--- RECORDED DATA ---

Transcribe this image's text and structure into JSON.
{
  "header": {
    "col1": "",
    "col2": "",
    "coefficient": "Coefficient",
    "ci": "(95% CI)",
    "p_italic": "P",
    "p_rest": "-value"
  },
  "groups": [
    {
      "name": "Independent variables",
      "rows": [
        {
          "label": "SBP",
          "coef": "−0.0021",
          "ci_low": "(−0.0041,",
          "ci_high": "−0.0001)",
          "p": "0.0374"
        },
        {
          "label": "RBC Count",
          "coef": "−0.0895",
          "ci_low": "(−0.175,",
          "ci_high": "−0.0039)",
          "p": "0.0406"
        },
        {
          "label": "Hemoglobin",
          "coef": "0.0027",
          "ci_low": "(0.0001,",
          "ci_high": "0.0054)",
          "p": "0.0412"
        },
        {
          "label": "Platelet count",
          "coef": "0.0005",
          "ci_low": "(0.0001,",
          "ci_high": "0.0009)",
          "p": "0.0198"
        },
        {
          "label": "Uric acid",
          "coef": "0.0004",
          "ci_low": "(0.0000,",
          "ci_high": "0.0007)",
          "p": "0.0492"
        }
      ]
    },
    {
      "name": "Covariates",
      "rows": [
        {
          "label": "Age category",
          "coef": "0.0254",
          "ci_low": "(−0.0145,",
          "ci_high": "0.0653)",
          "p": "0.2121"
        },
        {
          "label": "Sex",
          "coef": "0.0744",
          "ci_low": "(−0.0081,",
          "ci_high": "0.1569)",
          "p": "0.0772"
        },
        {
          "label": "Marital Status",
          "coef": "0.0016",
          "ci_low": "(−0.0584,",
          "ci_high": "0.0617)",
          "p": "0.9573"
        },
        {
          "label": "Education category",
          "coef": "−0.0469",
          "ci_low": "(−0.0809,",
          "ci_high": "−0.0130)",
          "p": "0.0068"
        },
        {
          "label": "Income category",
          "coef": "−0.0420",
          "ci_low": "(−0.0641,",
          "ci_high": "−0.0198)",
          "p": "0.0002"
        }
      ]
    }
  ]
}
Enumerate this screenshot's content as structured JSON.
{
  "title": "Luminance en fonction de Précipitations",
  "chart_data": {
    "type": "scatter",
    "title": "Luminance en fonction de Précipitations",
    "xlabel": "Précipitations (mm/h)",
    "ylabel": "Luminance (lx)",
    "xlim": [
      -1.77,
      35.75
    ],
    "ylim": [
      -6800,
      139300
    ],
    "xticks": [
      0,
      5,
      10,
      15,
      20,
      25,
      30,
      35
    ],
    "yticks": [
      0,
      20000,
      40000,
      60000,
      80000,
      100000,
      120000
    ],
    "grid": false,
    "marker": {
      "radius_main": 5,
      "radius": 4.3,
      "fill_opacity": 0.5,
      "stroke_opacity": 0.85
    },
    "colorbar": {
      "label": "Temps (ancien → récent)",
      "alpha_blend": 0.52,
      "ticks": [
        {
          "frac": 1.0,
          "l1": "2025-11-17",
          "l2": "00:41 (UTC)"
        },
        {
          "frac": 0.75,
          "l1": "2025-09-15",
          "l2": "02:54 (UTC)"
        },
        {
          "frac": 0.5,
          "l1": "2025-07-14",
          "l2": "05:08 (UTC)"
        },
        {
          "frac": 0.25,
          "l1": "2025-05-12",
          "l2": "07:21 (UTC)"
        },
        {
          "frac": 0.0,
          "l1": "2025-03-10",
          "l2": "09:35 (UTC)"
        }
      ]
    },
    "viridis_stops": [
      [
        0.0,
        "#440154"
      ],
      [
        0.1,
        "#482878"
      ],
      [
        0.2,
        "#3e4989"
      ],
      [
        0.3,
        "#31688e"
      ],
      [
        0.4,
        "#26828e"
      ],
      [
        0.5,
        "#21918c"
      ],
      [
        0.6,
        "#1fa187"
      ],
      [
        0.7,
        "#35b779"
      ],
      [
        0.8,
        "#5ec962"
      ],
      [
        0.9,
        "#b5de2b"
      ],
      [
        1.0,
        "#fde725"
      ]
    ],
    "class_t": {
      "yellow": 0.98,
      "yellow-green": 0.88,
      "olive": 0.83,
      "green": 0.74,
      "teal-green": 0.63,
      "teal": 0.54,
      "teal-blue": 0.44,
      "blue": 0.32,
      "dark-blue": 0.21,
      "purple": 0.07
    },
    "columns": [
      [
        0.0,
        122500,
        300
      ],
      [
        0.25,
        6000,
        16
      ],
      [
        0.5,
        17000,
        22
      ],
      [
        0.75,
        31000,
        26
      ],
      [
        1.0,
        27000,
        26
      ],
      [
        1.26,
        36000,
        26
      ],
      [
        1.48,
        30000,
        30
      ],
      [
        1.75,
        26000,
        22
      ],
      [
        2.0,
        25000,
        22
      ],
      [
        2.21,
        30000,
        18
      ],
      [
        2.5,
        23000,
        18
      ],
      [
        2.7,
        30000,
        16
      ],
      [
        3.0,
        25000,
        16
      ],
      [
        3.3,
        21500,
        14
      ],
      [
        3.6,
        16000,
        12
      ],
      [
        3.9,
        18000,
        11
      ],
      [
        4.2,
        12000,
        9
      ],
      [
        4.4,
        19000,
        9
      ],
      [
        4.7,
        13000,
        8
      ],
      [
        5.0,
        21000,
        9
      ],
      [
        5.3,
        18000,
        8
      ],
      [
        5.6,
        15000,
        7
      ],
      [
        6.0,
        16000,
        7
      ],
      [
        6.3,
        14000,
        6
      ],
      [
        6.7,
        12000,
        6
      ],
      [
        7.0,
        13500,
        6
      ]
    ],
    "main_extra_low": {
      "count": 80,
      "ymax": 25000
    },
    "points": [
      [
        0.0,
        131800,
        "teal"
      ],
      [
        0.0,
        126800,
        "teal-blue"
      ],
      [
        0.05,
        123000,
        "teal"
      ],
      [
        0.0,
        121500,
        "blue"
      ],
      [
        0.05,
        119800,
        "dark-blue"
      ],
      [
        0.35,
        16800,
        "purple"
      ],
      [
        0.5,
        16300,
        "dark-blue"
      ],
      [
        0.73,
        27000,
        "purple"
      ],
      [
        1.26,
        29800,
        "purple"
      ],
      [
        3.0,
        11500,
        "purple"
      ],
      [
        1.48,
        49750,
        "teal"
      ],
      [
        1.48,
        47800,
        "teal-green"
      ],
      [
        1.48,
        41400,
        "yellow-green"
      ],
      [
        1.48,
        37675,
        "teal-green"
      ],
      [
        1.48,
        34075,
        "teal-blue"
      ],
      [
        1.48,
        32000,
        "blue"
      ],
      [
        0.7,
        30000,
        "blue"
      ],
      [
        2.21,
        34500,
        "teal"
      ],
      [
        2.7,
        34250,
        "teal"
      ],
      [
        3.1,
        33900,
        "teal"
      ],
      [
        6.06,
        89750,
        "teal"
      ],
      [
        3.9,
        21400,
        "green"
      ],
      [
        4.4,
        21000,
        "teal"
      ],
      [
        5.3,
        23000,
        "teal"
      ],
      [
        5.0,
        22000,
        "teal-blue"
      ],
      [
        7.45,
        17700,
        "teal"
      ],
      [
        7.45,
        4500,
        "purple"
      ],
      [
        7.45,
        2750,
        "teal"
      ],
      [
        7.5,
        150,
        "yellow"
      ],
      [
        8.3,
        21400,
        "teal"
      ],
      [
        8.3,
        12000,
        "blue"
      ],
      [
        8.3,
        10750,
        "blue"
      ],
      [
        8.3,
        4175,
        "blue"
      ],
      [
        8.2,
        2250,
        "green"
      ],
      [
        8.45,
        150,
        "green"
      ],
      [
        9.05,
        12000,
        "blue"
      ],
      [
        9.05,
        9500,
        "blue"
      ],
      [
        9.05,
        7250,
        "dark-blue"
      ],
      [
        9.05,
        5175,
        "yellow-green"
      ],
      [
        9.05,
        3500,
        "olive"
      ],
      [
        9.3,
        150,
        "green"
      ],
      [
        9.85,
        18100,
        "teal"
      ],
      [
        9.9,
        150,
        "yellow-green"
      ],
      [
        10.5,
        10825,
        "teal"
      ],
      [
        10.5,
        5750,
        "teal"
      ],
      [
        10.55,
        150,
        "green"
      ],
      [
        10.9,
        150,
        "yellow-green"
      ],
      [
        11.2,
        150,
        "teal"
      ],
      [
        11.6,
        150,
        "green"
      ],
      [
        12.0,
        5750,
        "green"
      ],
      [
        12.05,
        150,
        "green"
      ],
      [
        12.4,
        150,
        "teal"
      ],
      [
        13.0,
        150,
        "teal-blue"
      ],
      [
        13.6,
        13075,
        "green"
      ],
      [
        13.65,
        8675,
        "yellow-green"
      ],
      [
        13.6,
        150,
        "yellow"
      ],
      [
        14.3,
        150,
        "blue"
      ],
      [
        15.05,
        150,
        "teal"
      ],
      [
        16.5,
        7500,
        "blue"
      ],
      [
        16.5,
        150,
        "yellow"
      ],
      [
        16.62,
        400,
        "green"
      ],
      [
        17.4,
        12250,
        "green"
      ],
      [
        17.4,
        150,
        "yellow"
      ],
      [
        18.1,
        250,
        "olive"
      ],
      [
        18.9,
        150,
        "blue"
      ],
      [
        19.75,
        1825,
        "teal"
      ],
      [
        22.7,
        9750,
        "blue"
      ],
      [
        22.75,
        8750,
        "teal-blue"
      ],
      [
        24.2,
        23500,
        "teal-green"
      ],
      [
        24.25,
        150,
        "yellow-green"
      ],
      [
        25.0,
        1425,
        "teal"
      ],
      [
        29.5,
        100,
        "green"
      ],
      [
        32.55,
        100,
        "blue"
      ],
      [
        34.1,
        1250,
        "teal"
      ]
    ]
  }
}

---

Search the data for "category". Copy every matching line.

### RESULT FOR THIS TASK:
          "label": "Age category",
          "label": "Education category",
          "label": "Income category",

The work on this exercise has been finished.